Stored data
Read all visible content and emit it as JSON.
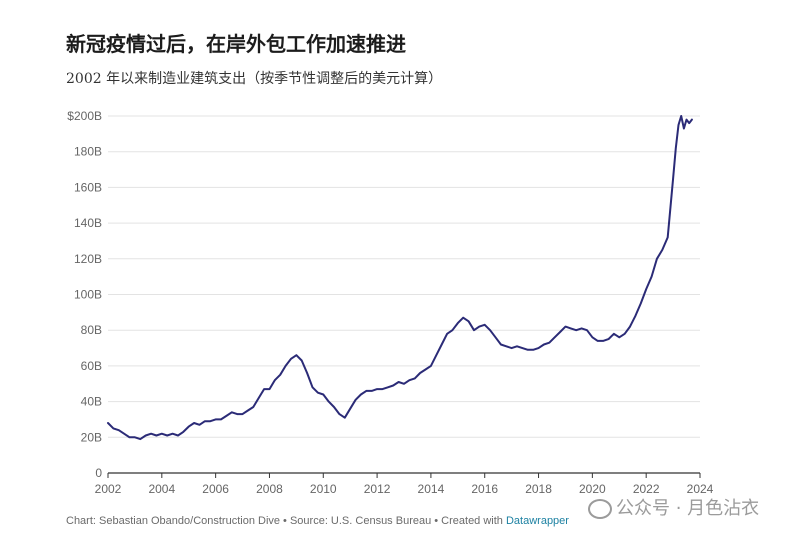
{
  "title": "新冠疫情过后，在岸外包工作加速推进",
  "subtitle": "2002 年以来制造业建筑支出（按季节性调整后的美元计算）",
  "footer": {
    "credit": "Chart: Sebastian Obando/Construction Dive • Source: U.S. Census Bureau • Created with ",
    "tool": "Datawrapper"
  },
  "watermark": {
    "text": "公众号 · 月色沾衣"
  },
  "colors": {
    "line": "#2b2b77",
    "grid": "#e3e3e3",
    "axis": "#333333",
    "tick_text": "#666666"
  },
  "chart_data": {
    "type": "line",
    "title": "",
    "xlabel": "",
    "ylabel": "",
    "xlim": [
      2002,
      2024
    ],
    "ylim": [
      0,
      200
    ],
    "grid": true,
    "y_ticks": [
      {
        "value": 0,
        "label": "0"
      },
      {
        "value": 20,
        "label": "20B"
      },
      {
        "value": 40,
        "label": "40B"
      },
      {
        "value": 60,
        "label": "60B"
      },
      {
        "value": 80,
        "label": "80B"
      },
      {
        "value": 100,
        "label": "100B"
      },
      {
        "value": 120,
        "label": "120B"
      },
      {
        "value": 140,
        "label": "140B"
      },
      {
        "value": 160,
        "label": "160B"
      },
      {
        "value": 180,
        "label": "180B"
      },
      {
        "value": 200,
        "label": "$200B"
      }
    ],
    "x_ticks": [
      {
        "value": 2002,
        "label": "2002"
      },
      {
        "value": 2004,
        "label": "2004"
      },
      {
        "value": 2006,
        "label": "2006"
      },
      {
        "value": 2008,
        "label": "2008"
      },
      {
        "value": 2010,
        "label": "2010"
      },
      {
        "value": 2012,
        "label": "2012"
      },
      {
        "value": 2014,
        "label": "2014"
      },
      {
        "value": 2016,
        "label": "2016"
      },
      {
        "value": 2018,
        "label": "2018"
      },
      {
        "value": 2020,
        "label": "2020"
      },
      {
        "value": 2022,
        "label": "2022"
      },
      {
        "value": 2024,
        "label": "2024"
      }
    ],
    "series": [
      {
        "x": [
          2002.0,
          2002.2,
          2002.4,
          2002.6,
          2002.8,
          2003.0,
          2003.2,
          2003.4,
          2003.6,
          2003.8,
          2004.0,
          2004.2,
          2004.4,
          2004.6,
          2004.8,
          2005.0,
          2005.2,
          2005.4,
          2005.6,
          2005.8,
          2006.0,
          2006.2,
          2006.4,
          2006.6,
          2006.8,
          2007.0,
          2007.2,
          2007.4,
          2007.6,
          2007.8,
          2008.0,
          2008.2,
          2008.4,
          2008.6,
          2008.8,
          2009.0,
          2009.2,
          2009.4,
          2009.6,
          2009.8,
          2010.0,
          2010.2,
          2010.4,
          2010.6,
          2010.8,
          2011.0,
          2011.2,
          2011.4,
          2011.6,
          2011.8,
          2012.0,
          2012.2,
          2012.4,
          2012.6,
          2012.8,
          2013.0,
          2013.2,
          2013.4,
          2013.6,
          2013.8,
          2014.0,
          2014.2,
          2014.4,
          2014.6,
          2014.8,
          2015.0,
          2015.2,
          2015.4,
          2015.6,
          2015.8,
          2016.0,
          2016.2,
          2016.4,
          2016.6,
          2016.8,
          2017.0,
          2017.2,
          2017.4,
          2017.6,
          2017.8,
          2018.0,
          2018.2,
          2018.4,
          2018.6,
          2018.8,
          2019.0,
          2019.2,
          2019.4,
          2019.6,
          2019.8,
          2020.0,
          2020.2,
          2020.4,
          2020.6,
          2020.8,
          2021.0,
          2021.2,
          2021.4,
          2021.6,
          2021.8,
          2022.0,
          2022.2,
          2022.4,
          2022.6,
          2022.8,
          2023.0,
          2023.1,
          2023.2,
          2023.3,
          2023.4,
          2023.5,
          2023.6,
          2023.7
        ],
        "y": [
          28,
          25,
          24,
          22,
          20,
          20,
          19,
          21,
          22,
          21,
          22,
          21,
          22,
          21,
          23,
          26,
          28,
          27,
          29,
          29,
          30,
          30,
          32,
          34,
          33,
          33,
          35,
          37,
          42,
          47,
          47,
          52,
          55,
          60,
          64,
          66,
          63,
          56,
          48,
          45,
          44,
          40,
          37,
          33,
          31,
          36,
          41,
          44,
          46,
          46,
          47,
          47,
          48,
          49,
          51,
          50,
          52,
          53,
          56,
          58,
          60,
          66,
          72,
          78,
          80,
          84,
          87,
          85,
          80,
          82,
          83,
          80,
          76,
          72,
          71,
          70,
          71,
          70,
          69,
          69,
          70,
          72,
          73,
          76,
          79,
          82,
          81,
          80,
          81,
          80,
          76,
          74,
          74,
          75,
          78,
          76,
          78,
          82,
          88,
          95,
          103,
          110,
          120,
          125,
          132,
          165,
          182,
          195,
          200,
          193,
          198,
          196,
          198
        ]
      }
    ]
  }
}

## EXERCISE TASK
Exactly reproduce the entries above, minus the pictures.

## RESULT OF THIS TASK
Read all visible content and emit it as JSON.
{
  "title": "新冠疫情过后，在岸外包工作加速推进",
  "subtitle": "2002 年以来制造业建筑支出（按季节性调整后的美元计算）",
  "footer": {
    "credit": "Chart: Sebastian Obando/Construction Dive • Source: U.S. Census Bureau • Created with ",
    "tool": "Datawrapper"
  },
  "watermark": {
    "text": "公众号 · 月色沾衣"
  },
  "colors": {
    "line": "#2b2b77",
    "grid": "#e3e3e3",
    "axis": "#333333",
    "tick_text": "#666666"
  },
  "chart_data": {
    "type": "line",
    "title": "",
    "xlabel": "",
    "ylabel": "",
    "xlim": [
      2002,
      2024
    ],
    "ylim": [
      0,
      200
    ],
    "grid": true,
    "y_ticks": [
      {
        "value": 0,
        "label": "0"
      },
      {
        "value": 20,
        "label": "20B"
      },
      {
        "value": 40,
        "label": "40B"
      },
      {
        "value": 60,
        "label": "60B"
      },
      {
        "value": 80,
        "label": "80B"
      },
      {
        "value": 100,
        "label": "100B"
      },
      {
        "value": 120,
        "label": "120B"
      },
      {
        "value": 140,
        "label": "140B"
      },
      {
        "value": 160,
        "label": "160B"
      },
      {
        "value": 180,
        "label": "180B"
      },
      {
        "value": 200,
        "label": "$200B"
      }
    ],
    "x_ticks": [
      {
        "value": 2002,
        "label": "2002"
      },
      {
        "value": 2004,
        "label": "2004"
      },
      {
        "value": 2006,
        "label": "2006"
      },
      {
        "value": 2008,
        "label": "2008"
      },
      {
        "value": 2010,
        "label": "2010"
      },
      {
        "value": 2012,
        "label": "2012"
      },
      {
        "value": 2014,
        "label": "2014"
      },
      {
        "value": 2016,
        "label": "2016"
      },
      {
        "value": 2018,
        "label": "2018"
      },
      {
        "value": 2020,
        "label": "2020"
      },
      {
        "value": 2022,
        "label": "2022"
      },
      {
        "value": 2024,
        "label": "2024"
      }
    ],
    "series": [
      {
        "x": [
          2002.0,
          2002.2,
          2002.4,
          2002.6,
          2002.8,
          2003.0,
          2003.2,
          2003.4,
          2003.6,
          2003.8,
          2004.0,
          2004.2,
          2004.4,
          2004.6,
          2004.8,
          2005.0,
          2005.2,
          2005.4,
          2005.6,
          2005.8,
          2006.0,
          2006.2,
          2006.4,
          2006.6,
          2006.8,
          2007.0,
          2007.2,
          2007.4,
          2007.6,
          2007.8,
          2008.0,
          2008.2,
          2008.4,
          2008.6,
          2008.8,
          2009.0,
          2009.2,
          2009.4,
          2009.6,
          2009.8,
          2010.0,
          2010.2,
          2010.4,
          2010.6,
          2010.8,
          2011.0,
          2011.2,
          2011.4,
          2011.6,
          2011.8,
          2012.0,
          2012.2,
          2012.4,
          2012.6,
          2012.8,
          2013.0,
          2013.2,
          2013.4,
          2013.6,
          2013.8,
          2014.0,
          2014.2,
          2014.4,
          2014.6,
          2014.8,
          2015.0,
          2015.2,
          2015.4,
          2015.6,
          2015.8,
          2016.0,
          2016.2,
          2016.4,
          2016.6,
          2016.8,
          2017.0,
          2017.2,
          2017.4,
          2017.6,
          2017.8,
          2018.0,
          2018.2,
          2018.4,
          2018.6,
          2018.8,
          2019.0,
          2019.2,
          2019.4,
          2019.6,
          2019.8,
          2020.0,
          2020.2,
          2020.4,
          2020.6,
          2020.8,
          2021.0,
          2021.2,
          2021.4,
          2021.6,
          2021.8,
          2022.0,
          2022.2,
          2022.4,
          2022.6,
          2022.8,
          2023.0,
          2023.1,
          2023.2,
          2023.3,
          2023.4,
          2023.5,
          2023.6,
          2023.7
        ],
        "y": [
          28,
          25,
          24,
          22,
          20,
          20,
          19,
          21,
          22,
          21,
          22,
          21,
          22,
          21,
          23,
          26,
          28,
          27,
          29,
          29,
          30,
          30,
          32,
          34,
          33,
          33,
          35,
          37,
          42,
          47,
          47,
          52,
          55,
          60,
          64,
          66,
          63,
          56,
          48,
          45,
          44,
          40,
          37,
          33,
          31,
          36,
          41,
          44,
          46,
          46,
          47,
          47,
          48,
          49,
          51,
          50,
          52,
          53,
          56,
          58,
          60,
          66,
          72,
          78,
          80,
          84,
          87,
          85,
          80,
          82,
          83,
          80,
          76,
          72,
          71,
          70,
          71,
          70,
          69,
          69,
          70,
          72,
          73,
          76,
          79,
          82,
          81,
          80,
          81,
          80,
          76,
          74,
          74,
          75,
          78,
          76,
          78,
          82,
          88,
          95,
          103,
          110,
          120,
          125,
          132,
          165,
          182,
          195,
          200,
          193,
          198,
          196,
          198
        ]
      }
    ]
  }
}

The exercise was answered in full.